Every line from the one that holds "Extract all readable text from this page." through the final line should be returned exactly. Omit the pictures.

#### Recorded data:
::::::::
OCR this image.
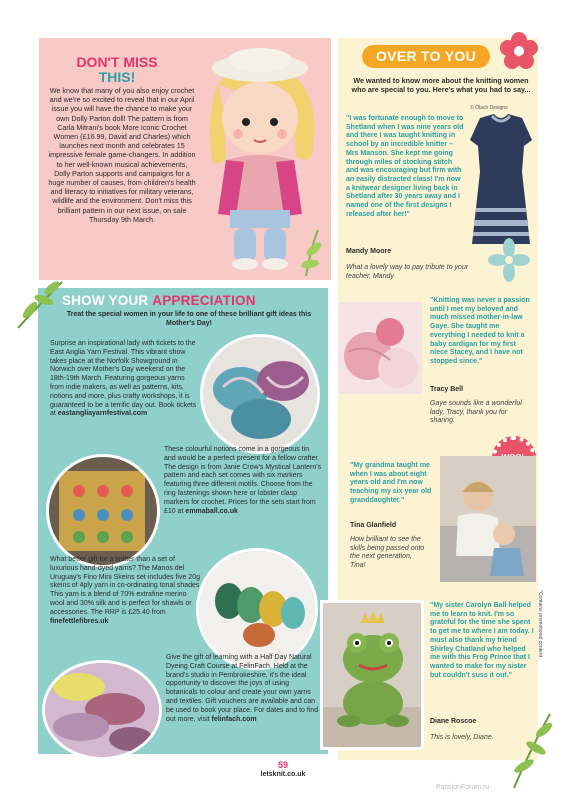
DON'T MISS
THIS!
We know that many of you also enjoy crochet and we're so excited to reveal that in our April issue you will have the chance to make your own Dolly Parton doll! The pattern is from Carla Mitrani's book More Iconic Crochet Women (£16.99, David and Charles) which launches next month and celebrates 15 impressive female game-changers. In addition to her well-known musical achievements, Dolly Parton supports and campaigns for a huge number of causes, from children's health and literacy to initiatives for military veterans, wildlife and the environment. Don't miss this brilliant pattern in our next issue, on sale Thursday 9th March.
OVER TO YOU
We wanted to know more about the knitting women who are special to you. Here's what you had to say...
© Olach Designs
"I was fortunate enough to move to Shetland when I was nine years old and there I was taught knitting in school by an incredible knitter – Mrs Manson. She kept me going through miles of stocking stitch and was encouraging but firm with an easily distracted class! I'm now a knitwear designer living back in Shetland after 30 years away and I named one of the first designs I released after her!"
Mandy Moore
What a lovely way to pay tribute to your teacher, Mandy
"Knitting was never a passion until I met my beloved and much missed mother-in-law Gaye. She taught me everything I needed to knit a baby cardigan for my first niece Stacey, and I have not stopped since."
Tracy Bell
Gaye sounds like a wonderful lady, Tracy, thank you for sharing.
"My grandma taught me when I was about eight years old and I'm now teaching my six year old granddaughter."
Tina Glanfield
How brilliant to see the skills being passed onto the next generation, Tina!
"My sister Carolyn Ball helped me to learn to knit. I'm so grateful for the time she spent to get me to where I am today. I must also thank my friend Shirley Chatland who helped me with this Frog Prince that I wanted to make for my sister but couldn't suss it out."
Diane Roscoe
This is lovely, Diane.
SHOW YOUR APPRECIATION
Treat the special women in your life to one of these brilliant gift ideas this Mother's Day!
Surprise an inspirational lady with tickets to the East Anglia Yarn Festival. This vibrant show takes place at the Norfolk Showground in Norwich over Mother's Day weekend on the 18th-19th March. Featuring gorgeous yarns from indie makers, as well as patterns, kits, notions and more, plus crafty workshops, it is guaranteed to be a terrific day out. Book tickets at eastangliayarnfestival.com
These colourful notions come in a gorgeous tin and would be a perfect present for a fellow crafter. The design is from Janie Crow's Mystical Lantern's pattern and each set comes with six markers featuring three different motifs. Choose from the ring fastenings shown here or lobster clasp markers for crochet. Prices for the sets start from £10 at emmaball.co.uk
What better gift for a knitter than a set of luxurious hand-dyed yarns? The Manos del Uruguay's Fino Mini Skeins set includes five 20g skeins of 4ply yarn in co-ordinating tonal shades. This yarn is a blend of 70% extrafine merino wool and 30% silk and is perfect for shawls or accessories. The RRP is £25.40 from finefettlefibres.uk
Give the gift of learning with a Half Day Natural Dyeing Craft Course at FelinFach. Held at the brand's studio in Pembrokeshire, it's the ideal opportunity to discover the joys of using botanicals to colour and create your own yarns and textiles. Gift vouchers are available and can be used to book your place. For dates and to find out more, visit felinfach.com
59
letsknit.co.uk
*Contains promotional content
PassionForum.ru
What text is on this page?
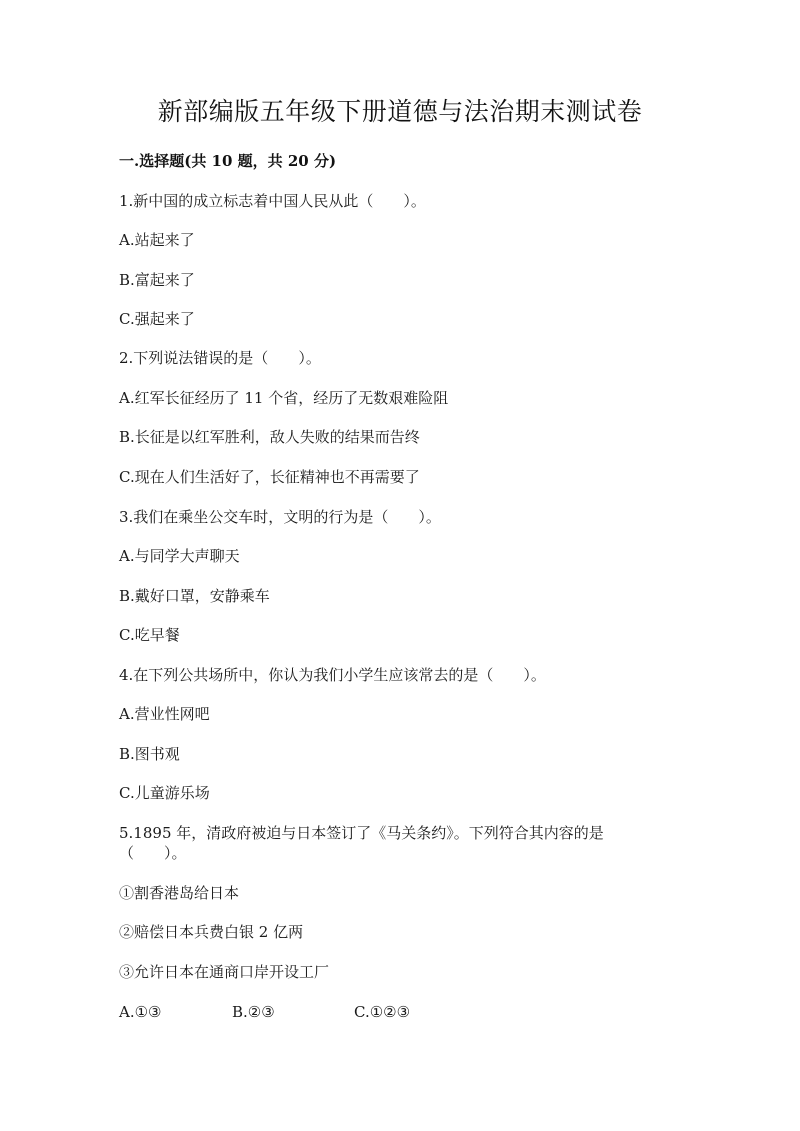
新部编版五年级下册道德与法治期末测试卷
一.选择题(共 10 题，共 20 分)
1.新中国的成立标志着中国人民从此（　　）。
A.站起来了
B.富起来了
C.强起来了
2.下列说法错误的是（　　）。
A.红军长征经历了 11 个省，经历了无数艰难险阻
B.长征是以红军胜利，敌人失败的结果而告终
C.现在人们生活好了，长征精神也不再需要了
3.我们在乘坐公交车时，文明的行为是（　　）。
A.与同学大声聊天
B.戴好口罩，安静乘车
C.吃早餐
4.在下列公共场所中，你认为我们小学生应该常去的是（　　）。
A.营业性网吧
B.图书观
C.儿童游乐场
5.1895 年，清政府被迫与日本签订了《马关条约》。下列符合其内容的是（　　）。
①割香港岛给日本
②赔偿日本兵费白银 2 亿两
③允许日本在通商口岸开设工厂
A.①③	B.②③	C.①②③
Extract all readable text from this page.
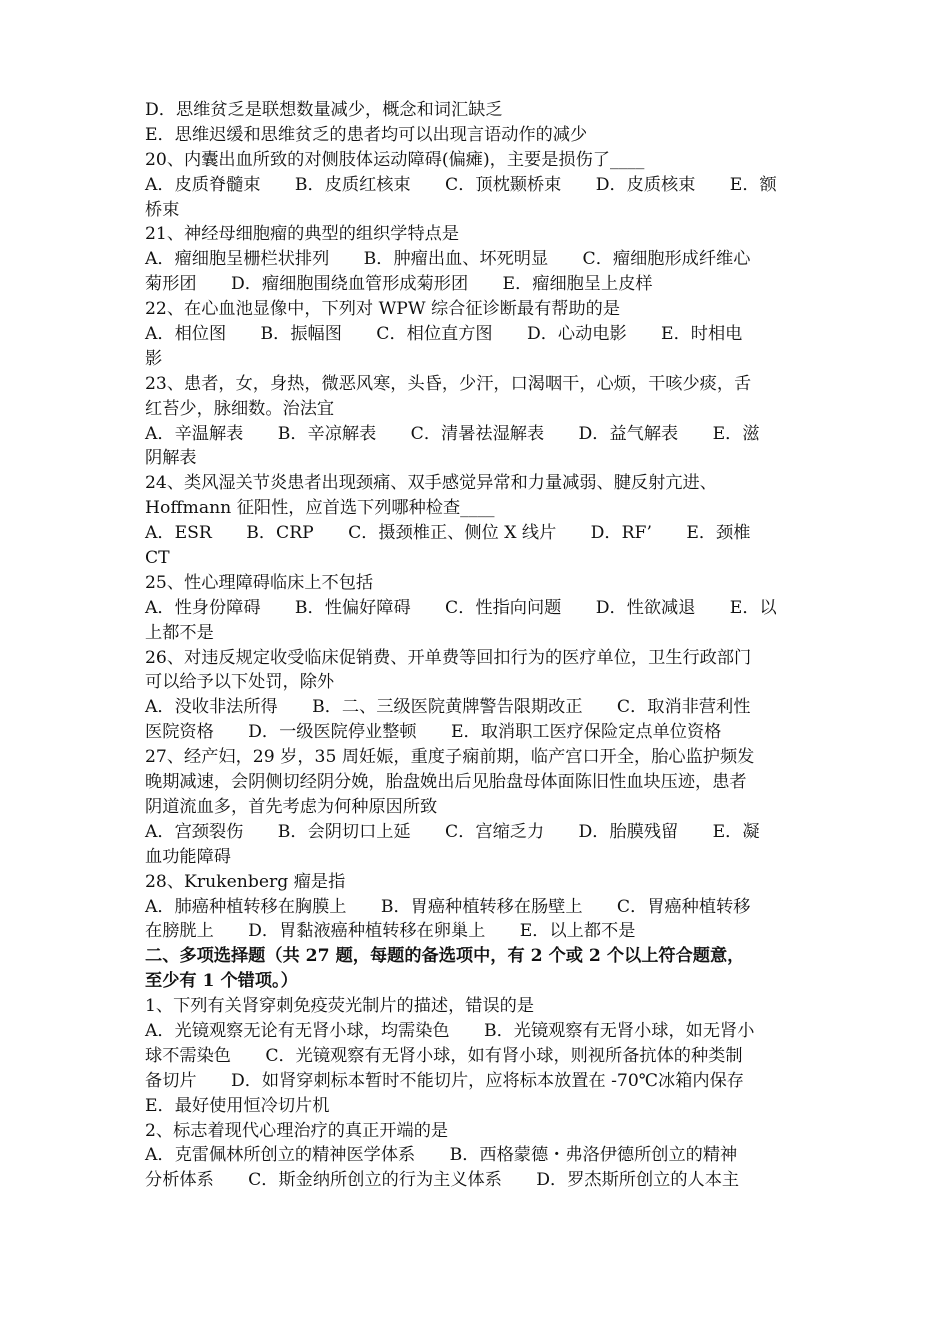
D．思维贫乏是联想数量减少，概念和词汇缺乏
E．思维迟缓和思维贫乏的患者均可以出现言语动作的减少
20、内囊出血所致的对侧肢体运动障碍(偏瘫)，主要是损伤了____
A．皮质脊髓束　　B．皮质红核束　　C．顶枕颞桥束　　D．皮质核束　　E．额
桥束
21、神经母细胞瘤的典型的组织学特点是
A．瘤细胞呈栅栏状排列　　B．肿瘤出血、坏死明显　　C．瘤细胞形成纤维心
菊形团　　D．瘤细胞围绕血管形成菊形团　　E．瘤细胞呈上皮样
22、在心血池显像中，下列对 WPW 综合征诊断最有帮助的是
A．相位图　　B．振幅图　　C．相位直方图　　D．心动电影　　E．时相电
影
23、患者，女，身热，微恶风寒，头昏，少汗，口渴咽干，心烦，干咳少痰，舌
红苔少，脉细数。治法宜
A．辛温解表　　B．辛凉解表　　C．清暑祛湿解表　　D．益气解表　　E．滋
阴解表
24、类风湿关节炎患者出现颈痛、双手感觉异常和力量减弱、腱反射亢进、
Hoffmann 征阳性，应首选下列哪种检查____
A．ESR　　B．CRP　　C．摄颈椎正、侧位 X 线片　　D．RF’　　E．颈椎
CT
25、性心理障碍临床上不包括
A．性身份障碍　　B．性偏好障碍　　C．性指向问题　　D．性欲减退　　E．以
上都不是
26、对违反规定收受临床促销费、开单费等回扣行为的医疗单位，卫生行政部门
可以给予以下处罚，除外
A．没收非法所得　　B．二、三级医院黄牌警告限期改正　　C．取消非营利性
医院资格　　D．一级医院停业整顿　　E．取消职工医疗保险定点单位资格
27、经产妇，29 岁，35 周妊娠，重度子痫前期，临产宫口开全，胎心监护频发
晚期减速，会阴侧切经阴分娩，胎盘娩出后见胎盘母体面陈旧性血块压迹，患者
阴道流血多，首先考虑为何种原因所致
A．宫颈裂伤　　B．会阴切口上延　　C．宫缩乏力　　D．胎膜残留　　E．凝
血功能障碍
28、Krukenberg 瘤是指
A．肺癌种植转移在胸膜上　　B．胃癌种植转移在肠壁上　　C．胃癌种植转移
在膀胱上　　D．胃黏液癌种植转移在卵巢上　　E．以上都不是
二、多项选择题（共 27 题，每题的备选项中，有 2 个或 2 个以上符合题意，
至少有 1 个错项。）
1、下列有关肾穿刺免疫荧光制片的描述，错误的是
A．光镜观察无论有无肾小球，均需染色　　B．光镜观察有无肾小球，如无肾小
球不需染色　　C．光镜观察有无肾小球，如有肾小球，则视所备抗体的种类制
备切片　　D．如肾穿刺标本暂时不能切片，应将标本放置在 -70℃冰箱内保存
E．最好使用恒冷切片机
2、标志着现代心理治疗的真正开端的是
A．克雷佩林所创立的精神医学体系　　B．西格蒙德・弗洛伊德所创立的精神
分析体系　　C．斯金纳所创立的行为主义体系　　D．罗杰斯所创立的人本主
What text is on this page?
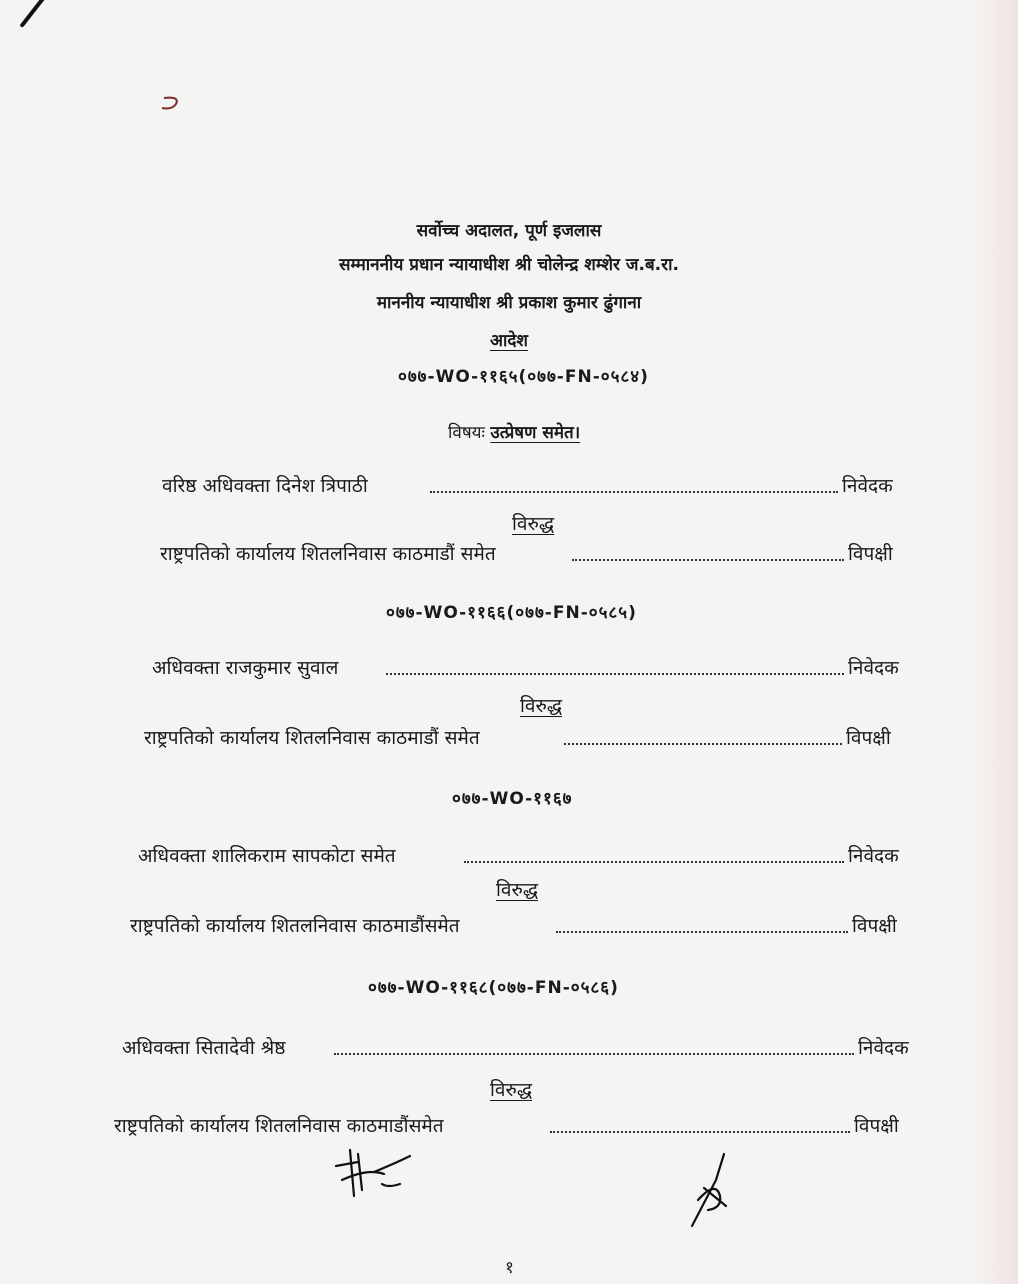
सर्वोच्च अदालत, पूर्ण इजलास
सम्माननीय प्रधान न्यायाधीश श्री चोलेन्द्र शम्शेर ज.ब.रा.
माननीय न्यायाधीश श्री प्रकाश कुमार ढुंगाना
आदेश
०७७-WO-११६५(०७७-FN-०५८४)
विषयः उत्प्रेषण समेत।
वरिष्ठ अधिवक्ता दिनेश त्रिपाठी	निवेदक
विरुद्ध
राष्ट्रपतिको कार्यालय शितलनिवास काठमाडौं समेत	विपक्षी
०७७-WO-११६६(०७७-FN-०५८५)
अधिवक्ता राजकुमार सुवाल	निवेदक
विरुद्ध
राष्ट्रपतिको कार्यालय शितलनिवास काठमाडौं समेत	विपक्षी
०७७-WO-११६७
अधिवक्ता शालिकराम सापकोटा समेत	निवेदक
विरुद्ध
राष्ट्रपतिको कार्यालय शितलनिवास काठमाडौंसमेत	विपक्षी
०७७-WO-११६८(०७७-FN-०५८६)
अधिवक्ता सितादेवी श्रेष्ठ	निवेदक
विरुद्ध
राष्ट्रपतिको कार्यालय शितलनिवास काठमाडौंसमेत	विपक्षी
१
::::::::
#### ANSWER TO THIS PROBLEM:
Extract all readable text from this page.
D．思维贫乏是联想数量减少，概念和词汇缺乏
E．思维迟缓和思维贫乏的患者均可以出现言语动作的减少
20、内囊出血所致的对侧肢体运动障碍(偏瘫)，主要是损伤了____
A．皮质脊髓束　　B．皮质红核束　　C．顶枕颞桥束　　D．皮质核束　　E．额
桥束
21、神经母细胞瘤的典型的组织学特点是
A．瘤细胞呈栅栏状排列　　B．肿瘤出血、坏死明显　　C．瘤细胞形成纤维心
菊形团　　D．瘤细胞围绕血管形成菊形团　　E．瘤细胞呈上皮样
22、在心血池显像中，下列对 WPW 综合征诊断最有帮助的是
A．相位图　　B．振幅图　　C．相位直方图　　D．心动电影　　E．时相电
影
23、患者，女，身热，微恶风寒，头昏，少汗，口渴咽干，心烦，干咳少痰，舌
红苔少，脉细数。治法宜
A．辛温解表　　B．辛凉解表　　C．清暑祛湿解表　　D．益气解表　　E．滋
阴解表
24、类风湿关节炎患者出现颈痛、双手感觉异常和力量减弱、腱反射亢进、
Hoffmann 征阳性，应首选下列哪种检查____
A．ESR　　B．CRP　　C．摄颈椎正、侧位 X 线片　　D．RF’　　E．颈椎
CT
25、性心理障碍临床上不包括
A．性身份障碍　　B．性偏好障碍　　C．性指向问题　　D．性欲减退　　E．以
上都不是
26、对违反规定收受临床促销费、开单费等回扣行为的医疗单位，卫生行政部门
可以给予以下处罚，除外
A．没收非法所得　　B．二、三级医院黄牌警告限期改正　　C．取消非营利性
医院资格　　D．一级医院停业整顿　　E．取消职工医疗保险定点单位资格
27、经产妇，29 岁，35 周妊娠，重度子痫前期，临产宫口开全，胎心监护频发
晚期减速，会阴侧切经阴分娩，胎盘娩出后见胎盘母体面陈旧性血块压迹，患者
阴道流血多，首先考虑为何种原因所致
A．宫颈裂伤　　B．会阴切口上延　　C．宫缩乏力　　D．胎膜残留　　E．凝
血功能障碍
28、Krukenberg 瘤是指
A．肺癌种植转移在胸膜上　　B．胃癌种植转移在肠壁上　　C．胃癌种植转移
在膀胱上　　D．胃黏液癌种植转移在卵巢上　　E．以上都不是
二、多项选择题（共 27 题，每题的备选项中，有 2 个或 2 个以上符合题意，
至少有 1 个错项。）
1、下列有关肾穿刺免疫荧光制片的描述，错误的是
A．光镜观察无论有无肾小球，均需染色　　B．光镜观察有无肾小球，如无肾小
球不需染色　　C．光镜观察有无肾小球，如有肾小球，则视所备抗体的种类制
备切片　　D．如肾穿刺标本暂时不能切片，应将标本放置在 -70℃冰箱内保存
E．最好使用恒冷切片机
2、标志着现代心理治疗的真正开端的是
A．克雷佩林所创立的精神医学体系　　B．西格蒙德・弗洛伊德所创立的精神
分析体系　　C．斯金纳所创立的行为主义体系　　D．罗杰斯所创立的人本主
What text is on this page?
सर्वोच्च अदालत, पूर्ण इजलास
सम्माननीय प्रधान न्यायाधीश श्री चोलेन्द्र शम्शेर ज.ब.रा.
माननीय न्यायाधीश श्री प्रकाश कुमार ढुंगाना
आदेश
०७७-WO-११६५(०७७-FN-०५८४)
विषयः उत्प्रेषण समेत।
वरिष्ठ अधिवक्ता दिनेश त्रिपाठी	निवेदक
विरुद्ध
राष्ट्रपतिको कार्यालय शितलनिवास काठमाडौं समेत	विपक्षी
०७७-WO-११६६(०७७-FN-०५८५)
अधिवक्ता राजकुमार सुवाल	निवेदक
विरुद्ध
राष्ट्रपतिको कार्यालय शितलनिवास काठमाडौं समेत	विपक्षी
०७७-WO-११६७
अधिवक्ता शालिकराम सापकोटा समेत	निवेदक
विरुद्ध
राष्ट्रपतिको कार्यालय शितलनिवास काठमाडौंसमेत	विपक्षी
०७७-WO-११६८(०७७-FN-०५८६)
अधिवक्ता सितादेवी श्रेष्ठ	निवेदक
विरुद्ध
राष्ट्रपतिको कार्यालय शितलनिवास काठमाडौंसमेत	विपक्षी
१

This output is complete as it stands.